▶ _WRITTEN INSTRUCTION_: Each line of the data that includes the string "title" is to be copied out.

Records:
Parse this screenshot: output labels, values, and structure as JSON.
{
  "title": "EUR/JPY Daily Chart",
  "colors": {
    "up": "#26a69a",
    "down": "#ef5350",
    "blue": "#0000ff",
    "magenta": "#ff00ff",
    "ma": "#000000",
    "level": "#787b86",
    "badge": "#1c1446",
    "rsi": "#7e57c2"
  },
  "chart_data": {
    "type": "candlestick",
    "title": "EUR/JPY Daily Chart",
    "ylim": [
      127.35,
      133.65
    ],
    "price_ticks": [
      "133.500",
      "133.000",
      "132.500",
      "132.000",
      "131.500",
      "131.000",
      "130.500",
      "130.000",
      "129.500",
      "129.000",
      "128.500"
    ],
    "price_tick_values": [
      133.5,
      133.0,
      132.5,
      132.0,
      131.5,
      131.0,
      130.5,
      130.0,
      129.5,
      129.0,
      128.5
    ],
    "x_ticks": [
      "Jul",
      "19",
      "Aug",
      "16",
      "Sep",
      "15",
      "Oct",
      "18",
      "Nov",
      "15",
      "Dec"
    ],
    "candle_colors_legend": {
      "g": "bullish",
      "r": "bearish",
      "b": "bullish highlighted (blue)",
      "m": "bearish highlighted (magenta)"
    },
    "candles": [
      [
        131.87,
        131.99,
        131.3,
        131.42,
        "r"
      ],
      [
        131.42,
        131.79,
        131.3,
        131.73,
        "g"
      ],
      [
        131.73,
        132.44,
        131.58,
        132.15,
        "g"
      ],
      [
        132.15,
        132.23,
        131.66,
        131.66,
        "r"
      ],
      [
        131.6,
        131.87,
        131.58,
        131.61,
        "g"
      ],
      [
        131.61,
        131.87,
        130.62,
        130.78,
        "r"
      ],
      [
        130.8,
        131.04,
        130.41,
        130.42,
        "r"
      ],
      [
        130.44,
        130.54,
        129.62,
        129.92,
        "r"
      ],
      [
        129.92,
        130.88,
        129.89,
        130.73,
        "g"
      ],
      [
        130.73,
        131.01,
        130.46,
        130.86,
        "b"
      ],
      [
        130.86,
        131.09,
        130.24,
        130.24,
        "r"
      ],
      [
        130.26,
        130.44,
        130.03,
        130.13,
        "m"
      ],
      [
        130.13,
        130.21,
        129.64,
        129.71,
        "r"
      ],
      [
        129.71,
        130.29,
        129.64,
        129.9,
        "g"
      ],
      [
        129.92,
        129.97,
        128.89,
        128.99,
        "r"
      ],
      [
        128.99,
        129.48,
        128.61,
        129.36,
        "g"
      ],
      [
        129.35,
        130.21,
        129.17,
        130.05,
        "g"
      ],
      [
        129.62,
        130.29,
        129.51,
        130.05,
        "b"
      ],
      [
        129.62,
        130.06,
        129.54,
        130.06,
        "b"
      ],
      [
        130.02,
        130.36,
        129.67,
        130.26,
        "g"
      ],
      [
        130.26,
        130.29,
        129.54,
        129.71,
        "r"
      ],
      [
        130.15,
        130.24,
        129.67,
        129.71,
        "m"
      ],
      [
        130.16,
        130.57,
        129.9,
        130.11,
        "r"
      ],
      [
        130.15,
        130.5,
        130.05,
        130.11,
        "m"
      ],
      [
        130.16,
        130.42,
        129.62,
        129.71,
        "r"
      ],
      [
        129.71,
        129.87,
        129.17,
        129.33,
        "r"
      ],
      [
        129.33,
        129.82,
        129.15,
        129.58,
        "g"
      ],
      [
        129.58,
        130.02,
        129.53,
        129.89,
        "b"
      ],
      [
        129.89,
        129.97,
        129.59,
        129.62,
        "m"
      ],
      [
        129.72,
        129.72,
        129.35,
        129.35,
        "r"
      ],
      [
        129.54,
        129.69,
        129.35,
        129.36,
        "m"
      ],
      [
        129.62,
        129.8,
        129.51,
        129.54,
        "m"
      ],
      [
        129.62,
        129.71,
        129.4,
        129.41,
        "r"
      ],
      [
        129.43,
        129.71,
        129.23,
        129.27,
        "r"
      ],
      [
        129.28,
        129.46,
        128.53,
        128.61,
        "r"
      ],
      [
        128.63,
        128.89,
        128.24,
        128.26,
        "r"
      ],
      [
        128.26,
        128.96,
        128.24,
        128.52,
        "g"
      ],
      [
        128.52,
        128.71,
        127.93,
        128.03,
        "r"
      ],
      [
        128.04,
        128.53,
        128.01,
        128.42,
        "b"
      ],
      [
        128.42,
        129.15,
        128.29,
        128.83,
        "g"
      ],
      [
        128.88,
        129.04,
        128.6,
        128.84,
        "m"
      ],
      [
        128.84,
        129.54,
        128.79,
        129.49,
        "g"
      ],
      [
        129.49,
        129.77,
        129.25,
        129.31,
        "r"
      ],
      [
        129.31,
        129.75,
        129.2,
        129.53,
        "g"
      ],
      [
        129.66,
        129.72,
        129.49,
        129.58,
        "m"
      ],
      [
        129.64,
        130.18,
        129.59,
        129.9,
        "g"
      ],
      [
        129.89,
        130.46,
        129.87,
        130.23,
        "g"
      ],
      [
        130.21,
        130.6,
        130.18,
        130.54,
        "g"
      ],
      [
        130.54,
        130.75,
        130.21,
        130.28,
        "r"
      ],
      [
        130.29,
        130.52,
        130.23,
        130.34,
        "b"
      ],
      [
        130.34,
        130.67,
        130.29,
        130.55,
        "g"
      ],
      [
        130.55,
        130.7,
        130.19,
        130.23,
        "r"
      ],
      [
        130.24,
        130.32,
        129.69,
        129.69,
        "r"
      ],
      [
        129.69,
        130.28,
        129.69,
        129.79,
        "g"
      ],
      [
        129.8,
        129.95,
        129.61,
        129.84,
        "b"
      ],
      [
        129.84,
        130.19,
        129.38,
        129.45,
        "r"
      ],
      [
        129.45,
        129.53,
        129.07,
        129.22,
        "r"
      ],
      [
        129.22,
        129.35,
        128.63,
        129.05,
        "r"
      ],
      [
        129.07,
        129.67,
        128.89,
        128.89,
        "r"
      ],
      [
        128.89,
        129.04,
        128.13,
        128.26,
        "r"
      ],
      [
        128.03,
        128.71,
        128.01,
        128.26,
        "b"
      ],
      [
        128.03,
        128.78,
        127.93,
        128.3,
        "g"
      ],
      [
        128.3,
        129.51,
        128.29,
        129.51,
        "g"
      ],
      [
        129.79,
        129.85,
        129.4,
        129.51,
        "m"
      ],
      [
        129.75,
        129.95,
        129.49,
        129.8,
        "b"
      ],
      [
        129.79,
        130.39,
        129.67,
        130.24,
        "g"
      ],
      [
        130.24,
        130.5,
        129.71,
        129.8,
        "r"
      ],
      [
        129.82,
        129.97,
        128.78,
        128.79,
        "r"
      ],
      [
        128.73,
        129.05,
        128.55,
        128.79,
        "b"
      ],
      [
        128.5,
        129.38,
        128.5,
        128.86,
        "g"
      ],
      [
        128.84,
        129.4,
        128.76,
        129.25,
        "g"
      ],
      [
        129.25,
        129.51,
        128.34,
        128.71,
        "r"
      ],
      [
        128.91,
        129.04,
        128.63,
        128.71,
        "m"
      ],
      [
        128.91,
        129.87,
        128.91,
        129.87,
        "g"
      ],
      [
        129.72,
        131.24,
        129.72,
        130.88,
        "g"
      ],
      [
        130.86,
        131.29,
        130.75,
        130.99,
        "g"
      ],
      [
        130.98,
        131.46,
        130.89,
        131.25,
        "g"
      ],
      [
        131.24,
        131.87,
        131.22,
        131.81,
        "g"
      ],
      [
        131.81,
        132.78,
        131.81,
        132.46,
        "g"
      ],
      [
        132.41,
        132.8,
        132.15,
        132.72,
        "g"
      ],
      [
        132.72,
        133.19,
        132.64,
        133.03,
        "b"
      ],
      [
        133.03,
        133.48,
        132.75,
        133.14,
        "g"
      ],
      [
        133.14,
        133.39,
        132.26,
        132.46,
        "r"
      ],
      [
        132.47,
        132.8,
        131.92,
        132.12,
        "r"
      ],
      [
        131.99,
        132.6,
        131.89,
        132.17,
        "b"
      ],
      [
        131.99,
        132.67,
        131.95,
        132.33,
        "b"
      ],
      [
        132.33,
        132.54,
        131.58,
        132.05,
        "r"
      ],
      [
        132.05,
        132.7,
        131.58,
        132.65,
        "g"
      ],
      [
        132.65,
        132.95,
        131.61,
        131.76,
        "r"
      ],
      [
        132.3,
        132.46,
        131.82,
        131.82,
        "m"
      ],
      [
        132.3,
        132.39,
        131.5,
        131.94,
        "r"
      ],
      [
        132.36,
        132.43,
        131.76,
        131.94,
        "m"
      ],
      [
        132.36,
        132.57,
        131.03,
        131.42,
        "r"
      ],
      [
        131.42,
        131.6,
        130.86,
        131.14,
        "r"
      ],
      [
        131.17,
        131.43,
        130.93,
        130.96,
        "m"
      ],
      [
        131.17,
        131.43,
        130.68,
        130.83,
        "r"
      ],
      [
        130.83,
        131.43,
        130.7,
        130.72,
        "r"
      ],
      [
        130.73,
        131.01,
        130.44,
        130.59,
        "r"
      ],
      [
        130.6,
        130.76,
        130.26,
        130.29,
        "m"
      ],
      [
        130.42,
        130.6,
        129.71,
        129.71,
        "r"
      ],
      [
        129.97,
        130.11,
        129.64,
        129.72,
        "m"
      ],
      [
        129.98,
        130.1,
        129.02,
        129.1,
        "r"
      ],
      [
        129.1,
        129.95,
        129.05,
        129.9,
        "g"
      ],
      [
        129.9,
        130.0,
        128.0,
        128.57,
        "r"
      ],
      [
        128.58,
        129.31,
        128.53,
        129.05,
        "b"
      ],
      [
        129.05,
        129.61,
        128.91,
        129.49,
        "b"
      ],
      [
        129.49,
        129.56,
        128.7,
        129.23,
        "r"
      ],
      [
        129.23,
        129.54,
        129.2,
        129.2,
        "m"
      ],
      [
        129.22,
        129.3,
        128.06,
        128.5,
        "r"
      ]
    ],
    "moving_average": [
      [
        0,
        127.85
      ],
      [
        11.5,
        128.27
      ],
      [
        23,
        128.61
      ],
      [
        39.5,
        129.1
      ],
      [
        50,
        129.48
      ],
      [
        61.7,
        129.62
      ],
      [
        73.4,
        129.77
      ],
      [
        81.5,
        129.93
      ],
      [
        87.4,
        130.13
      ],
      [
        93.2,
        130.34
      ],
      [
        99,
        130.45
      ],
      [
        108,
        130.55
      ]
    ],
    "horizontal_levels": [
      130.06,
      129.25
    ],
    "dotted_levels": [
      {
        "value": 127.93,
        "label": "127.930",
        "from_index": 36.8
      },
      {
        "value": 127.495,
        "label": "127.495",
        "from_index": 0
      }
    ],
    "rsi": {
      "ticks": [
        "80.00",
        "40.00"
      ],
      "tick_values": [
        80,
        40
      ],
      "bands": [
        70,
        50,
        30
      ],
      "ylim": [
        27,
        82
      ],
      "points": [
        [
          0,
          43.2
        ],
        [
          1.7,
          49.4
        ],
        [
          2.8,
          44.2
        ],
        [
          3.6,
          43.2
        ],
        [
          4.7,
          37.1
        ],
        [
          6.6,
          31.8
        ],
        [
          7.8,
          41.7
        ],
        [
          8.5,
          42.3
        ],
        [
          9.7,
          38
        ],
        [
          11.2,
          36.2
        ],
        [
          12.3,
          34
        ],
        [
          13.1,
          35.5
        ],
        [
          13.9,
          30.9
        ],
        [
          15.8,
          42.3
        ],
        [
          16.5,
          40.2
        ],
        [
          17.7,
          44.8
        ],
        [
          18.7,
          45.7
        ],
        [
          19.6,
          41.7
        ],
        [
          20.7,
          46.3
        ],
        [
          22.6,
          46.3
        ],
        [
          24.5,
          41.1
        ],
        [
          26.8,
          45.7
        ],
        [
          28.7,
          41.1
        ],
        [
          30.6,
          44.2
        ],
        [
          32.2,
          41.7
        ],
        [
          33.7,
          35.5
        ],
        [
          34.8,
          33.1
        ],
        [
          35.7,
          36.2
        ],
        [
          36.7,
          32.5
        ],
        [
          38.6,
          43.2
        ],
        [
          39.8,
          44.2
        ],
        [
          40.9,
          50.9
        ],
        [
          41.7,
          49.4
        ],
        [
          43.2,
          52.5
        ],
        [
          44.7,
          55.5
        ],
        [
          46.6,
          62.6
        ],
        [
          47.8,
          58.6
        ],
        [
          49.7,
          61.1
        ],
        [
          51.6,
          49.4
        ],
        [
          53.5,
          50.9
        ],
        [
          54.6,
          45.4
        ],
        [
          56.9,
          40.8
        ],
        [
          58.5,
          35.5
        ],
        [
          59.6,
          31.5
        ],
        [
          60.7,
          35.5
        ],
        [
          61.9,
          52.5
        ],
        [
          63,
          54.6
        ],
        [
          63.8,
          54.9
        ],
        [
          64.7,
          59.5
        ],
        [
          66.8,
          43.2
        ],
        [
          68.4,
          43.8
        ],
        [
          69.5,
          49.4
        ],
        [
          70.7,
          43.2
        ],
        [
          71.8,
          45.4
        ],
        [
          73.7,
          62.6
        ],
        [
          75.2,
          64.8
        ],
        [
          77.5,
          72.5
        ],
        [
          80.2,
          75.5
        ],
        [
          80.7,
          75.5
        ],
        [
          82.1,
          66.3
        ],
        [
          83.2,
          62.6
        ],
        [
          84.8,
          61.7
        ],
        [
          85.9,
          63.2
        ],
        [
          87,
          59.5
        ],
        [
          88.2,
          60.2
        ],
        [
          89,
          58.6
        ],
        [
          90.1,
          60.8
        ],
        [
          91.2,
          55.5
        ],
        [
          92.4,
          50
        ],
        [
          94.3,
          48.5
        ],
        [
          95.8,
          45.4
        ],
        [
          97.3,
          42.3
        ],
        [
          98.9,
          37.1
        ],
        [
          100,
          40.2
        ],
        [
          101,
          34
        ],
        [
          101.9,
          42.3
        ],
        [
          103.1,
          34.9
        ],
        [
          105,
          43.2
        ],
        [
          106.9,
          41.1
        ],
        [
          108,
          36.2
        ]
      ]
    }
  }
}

▶ _REPLY TO THE EXERCISE_:
  "title": "EUR/JPY Daily Chart",
    "title": "EUR/JPY Daily Chart",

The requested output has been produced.